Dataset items
====
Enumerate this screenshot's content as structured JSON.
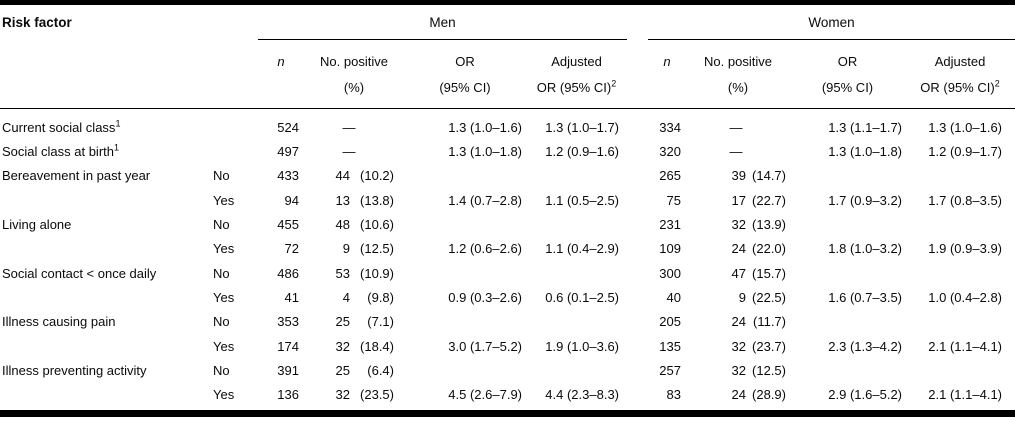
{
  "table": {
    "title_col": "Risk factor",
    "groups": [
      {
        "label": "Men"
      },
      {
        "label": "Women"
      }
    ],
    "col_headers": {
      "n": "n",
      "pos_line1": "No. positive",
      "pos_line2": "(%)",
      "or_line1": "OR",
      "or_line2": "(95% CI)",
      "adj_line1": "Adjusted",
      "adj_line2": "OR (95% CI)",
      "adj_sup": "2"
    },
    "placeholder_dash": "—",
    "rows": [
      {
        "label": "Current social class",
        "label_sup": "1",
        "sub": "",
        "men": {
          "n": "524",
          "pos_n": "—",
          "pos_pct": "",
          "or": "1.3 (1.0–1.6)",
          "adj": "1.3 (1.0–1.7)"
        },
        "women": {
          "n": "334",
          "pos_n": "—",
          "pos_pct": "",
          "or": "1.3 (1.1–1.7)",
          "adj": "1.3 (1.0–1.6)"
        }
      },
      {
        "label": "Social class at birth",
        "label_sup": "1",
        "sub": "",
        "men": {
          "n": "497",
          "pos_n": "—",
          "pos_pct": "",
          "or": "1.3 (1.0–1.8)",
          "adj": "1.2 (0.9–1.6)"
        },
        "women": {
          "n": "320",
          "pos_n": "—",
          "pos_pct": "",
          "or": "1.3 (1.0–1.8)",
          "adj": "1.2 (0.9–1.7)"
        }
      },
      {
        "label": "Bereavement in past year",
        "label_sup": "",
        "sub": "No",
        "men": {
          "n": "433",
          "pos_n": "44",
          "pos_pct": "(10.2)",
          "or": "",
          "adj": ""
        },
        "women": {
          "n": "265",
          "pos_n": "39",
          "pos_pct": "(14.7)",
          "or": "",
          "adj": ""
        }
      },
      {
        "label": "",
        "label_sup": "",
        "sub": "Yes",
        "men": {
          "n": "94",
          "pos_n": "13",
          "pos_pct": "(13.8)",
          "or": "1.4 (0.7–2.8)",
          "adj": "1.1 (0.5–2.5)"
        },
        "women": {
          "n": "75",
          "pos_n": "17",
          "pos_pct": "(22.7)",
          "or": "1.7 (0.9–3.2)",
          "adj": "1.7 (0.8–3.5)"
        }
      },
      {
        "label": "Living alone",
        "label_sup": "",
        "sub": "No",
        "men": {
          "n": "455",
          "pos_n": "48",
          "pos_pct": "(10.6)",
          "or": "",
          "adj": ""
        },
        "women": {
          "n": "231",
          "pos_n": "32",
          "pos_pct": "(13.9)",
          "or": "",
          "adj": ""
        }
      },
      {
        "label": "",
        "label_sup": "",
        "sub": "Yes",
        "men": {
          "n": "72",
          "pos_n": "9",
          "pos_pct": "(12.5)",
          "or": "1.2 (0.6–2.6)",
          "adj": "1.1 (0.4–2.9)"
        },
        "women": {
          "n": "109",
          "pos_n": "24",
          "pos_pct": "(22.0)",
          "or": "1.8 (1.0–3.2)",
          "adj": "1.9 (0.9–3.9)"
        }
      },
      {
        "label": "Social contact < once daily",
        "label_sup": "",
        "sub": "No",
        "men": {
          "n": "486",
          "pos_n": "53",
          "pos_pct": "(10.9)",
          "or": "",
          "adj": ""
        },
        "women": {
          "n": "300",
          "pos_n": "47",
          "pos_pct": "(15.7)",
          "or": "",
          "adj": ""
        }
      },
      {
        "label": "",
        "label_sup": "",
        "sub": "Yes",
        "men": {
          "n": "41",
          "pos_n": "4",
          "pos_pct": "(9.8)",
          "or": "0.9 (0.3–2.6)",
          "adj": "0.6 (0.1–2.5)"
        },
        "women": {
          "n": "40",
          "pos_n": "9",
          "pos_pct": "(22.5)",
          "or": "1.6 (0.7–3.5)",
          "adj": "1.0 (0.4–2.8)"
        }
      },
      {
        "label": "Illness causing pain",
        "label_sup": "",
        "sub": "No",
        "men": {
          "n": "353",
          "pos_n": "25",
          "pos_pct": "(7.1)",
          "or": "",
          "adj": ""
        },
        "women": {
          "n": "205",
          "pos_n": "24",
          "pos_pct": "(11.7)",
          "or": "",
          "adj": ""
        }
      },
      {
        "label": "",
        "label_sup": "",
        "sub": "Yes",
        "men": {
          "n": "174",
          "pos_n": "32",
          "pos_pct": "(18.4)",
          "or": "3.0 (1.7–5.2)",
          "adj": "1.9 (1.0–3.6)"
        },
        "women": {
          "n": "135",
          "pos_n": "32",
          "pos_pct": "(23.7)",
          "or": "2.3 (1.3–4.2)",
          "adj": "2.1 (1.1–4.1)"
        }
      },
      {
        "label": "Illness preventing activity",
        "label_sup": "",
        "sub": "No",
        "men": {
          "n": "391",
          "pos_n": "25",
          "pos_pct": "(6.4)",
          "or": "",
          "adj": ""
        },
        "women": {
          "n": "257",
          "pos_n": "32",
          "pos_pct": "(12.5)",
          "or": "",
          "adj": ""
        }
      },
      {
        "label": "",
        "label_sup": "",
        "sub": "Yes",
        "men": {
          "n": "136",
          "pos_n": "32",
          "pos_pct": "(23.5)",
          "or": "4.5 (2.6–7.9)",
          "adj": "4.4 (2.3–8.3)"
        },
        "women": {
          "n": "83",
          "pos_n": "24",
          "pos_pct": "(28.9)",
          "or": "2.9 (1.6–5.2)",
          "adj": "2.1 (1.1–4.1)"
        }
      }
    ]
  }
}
====
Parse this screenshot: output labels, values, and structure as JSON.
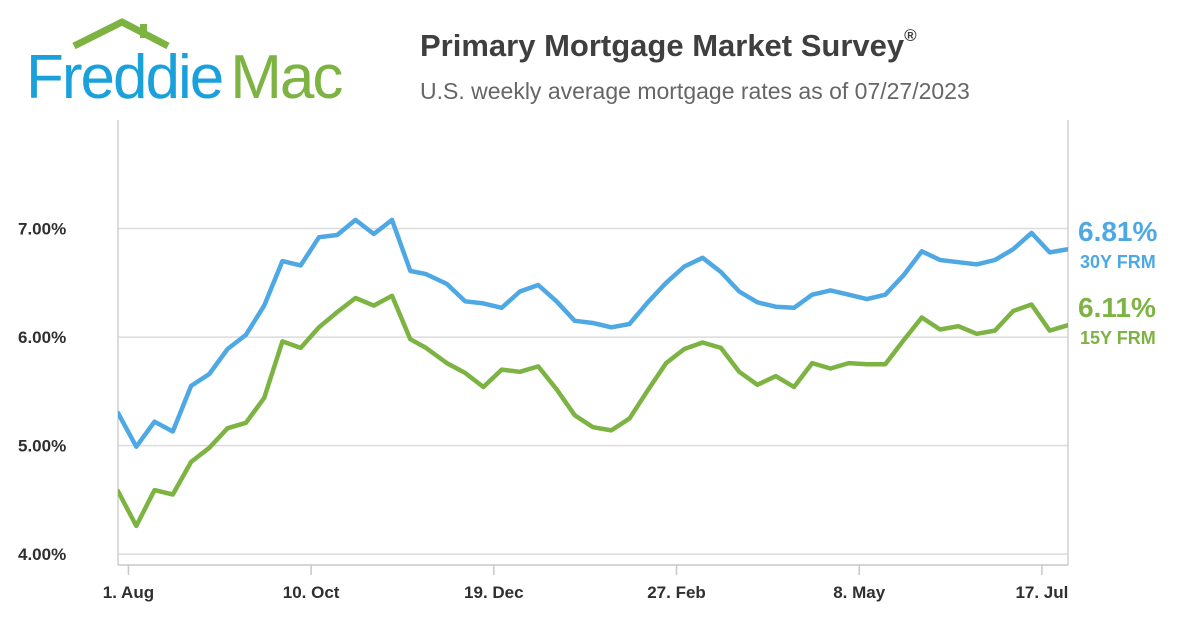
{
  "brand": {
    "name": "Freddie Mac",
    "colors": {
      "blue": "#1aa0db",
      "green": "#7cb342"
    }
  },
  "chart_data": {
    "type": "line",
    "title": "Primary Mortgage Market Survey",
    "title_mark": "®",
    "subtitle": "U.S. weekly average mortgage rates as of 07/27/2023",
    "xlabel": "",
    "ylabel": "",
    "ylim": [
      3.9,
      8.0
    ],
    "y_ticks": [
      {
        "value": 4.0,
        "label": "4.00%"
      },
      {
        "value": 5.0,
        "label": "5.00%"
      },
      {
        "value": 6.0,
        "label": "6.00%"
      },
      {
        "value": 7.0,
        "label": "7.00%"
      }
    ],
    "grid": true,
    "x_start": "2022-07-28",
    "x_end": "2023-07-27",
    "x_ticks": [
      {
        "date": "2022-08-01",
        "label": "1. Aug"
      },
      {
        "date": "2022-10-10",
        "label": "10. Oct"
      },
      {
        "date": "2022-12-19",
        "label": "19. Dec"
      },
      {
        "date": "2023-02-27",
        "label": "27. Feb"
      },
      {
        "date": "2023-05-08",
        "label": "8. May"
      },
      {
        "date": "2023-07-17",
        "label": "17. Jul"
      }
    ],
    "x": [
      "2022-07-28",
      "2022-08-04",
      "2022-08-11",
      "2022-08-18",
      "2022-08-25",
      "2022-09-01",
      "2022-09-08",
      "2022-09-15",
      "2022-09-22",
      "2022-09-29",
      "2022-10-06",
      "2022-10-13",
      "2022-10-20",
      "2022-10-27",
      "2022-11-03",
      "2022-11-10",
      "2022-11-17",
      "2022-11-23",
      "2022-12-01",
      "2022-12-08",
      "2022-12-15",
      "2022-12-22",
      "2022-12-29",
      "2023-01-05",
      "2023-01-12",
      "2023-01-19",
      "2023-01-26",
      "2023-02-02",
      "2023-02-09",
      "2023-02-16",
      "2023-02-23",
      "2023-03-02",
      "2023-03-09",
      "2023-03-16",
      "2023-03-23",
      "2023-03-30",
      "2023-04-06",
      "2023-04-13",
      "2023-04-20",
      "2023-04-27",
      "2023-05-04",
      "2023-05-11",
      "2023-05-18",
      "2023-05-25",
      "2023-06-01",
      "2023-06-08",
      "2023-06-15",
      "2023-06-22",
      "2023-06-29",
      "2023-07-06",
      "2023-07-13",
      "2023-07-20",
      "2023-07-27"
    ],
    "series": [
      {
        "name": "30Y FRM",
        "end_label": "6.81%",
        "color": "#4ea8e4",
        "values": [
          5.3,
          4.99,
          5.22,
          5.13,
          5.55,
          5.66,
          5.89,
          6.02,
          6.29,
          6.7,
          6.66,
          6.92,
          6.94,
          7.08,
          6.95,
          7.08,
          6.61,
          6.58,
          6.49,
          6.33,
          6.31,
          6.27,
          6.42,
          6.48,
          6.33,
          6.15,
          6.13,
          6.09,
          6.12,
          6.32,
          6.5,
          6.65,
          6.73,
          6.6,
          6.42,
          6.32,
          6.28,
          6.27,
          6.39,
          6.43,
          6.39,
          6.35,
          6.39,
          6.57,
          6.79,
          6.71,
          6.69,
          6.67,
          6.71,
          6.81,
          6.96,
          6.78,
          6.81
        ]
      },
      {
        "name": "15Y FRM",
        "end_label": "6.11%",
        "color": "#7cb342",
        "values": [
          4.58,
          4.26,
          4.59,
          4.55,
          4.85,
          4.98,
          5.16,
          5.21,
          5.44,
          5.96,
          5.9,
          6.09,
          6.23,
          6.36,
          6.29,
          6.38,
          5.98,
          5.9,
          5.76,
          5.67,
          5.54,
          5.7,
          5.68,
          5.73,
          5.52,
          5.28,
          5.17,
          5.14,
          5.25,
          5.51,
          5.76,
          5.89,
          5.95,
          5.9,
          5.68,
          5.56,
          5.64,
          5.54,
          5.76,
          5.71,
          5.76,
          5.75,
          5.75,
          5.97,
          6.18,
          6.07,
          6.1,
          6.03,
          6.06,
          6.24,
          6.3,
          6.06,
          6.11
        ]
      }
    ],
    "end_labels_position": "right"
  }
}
====
▶ WHAT YOU SHOULD DO
Filter the data for the string "date" and copy every line that has it.

▶ RESULT FOR THIS TASK
        "date": "2022-08-01",
        "date": "2022-10-10",
        "date": "2022-12-19",
        "date": "2023-02-27",
        "date": "2023-05-08",
        "date": "2023-07-17",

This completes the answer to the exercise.